◆ TEXT ◆

↓↓↓

Daher hindert auch anscheinend nichts, dass es sich mit den Teilen der Tiere, die, so wie sie sind, auf einen bestimmten Zweck angelegt scheinen, ebenso verhält. So könnte man vielleicht sagen, es sei wegen der im Stoffe liegenden Notwendigkeit, dass die Vorderzähne scharf und zum Zerteilen, und die Backenzähne platt und zum Zermahlen der Nahrung geeignet sind. Dieses Verhältnis sei jedoch nicht so zu beurteilen, als ob die Natur die Zähne wegen dieser Verrichtungen so gebildet habe, sondern so, dass die Zahne diese Form zufällig gewannen, indem die Natur sie wegen der Notwendigkeit des Stoffes, der solchen Bewegungs- und Bildungsgesetzen untersteht, so gemacht hat, und wo nun eine solche Form einmal ist, da muss eine solche Zweckmäßigkeit die Folge sein. Und gleiches lässt sich von allen anderen Teilen sagen, die ihre bestimmte Form aus Rücksicht auf einen Zweck zu haben scheinen.

Und weil man sagen könnte, solche Zweckmäßigkeiten folgten dem Naturwirken immer oder meistenteils, und was immer oder doch in der Mehrzahl der Fälle stattfinde, müsse doch wohl von Natur sein, so sagen die Gegner, um diese Einrede abzuschneiden, zu Beginn der Weltentstehung seien die vier Elemente zusammengetreten, um die Naturdinge ins Dasein zu rufen, und es seien viele und mannigfaltige Bildungen von Naturdingen entstanden. Bei einigen von diesen Dingen sei nun alles so zweckmäßig zusammengetroffen, als ob sie für den Zweck gemacht worden wären, und nur diese Bildungen hätten sich erhalten, weil sie eine zur Erhaltung geeignete Beschaffenheit hatten, nicht von Seiten eines zwecksetzenden oder zielstrebigen Agens., sondern von ungefähr, d. i. durch Zufall. Alles aber, was keine solche Beschaffenheit aufwies, ging und geht noch immerfort zugrunde, also etwa Erzeugnisse von der Art, wie sie Empedokles nennt, nach dem anfangs Individuen entstanden sind, die Zwitterbildungen waren, hinten Ochsen und vorn Menschen.

Dieses also und dem Ähnliches ist der Grund, aus dem man die Teleologie in der Natur bezweifelt hat.

Man muss aber bei solcher Begründung beachten, dass sie ein unpassendes Beispiel verwendet.

↑↑↑

◆ ANGEZEIGTE DATEN ◆
↓↓↓

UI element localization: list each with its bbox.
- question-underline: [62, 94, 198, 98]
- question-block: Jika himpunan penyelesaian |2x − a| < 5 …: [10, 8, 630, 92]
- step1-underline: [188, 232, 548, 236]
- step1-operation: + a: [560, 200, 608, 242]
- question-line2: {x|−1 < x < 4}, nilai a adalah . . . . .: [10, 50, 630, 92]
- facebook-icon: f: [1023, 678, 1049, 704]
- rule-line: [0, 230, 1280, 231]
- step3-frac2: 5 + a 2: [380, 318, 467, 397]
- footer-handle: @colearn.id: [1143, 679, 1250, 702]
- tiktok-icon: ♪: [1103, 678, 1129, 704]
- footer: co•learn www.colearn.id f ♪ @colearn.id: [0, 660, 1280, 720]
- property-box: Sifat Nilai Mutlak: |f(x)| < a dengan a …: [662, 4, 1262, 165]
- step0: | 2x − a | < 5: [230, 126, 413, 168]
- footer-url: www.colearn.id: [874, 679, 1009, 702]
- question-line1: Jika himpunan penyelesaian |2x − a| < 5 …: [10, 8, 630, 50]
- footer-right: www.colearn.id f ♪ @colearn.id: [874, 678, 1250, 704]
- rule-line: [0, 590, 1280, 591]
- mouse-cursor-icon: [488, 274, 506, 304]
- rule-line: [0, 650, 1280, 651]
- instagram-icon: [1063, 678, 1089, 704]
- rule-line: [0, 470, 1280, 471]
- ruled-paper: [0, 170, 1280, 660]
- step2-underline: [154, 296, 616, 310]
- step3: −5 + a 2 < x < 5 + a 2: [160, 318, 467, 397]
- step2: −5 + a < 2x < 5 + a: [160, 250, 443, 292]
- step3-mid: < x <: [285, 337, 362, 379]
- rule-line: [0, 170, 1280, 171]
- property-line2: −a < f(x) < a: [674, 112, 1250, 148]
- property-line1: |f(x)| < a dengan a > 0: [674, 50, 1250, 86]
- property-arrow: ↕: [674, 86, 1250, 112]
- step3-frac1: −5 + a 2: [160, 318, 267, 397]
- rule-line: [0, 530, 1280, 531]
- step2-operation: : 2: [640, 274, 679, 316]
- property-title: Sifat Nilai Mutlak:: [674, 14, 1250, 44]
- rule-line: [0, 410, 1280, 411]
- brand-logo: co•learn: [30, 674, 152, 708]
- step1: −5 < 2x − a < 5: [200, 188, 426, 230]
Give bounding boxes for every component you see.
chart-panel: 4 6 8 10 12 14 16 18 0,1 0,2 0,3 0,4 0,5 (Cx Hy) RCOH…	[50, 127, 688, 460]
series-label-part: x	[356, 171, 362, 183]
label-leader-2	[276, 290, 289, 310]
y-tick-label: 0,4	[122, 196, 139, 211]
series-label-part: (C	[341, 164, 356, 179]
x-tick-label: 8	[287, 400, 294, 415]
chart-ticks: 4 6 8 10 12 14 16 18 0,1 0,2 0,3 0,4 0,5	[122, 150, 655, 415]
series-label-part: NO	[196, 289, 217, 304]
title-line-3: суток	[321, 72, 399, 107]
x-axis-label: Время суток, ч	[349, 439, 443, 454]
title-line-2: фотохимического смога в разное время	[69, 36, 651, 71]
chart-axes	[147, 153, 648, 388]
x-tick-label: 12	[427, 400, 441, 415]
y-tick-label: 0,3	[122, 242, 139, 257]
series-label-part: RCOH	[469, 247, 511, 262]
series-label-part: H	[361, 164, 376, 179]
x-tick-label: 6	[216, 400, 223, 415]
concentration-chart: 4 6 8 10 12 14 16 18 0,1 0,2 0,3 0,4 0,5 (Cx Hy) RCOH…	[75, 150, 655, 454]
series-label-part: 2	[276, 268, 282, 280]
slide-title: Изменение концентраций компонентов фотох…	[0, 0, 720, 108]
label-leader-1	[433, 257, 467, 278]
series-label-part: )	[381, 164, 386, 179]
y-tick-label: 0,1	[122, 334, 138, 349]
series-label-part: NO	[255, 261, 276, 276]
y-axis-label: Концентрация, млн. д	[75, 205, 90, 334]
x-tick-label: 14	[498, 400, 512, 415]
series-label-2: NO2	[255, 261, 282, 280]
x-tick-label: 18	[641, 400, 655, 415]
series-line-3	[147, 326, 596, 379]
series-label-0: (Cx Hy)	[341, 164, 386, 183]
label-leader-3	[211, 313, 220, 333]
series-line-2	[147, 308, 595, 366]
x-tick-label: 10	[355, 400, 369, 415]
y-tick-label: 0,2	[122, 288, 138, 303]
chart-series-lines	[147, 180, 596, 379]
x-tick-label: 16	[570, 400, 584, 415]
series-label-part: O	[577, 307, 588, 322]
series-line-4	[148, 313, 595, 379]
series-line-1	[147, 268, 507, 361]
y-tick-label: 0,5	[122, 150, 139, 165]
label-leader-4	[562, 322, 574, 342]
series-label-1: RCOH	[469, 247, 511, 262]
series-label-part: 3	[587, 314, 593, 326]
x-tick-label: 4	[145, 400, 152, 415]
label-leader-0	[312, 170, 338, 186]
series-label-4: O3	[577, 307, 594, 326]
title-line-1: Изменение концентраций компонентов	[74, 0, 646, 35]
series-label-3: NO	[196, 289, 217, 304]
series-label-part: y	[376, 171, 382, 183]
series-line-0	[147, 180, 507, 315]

↑↑↑

Schreibe aus dem Text über die Zweckmäßigkeit in der Natur den Abschnitt wörtlich ab, der mit den Worten „Daher hindert auch“ anfängt und mit „zu haben scheinen.“ aufhört. Die Auflistung spielt hierbei keine Rolle.

◆ ANTWORT ◆
Daher hindert auch anscheinend nichts, dass es sich mit den Teilen der Tiere, die, so wie sie sind, auf einen bestimmten Zweck angelegt scheinen, ebenso verhält. So könnte man vielleicht sagen, es sei wegen der im Stoffe liegenden Notwendigkeit, dass die Vorderzähne scharf und zum Zerteilen, und die Backenzähne platt und zum Zermahlen der Nahrung geeignet sind. Dieses Verhältnis sei jedoch nicht so zu beurteilen, als ob die Natur die Zähne wegen dieser Verrichtungen so gebildet habe, sondern so, dass die Zahne diese Form zufällig gewannen, indem die Natur sie wegen der Notwendigkeit des Stoffes, der solchen Bewegungs- und Bildungsgesetzen untersteht, so gemacht hat, und wo nun eine solche Form einmal ist, da muss eine solche Zweckmäßigkeit die Folge sein. Und gleiches lässt sich von allen anderen Teilen sagen, die ihre bestimmte Form aus Rücksicht auf einen Zweck zu haben scheinen.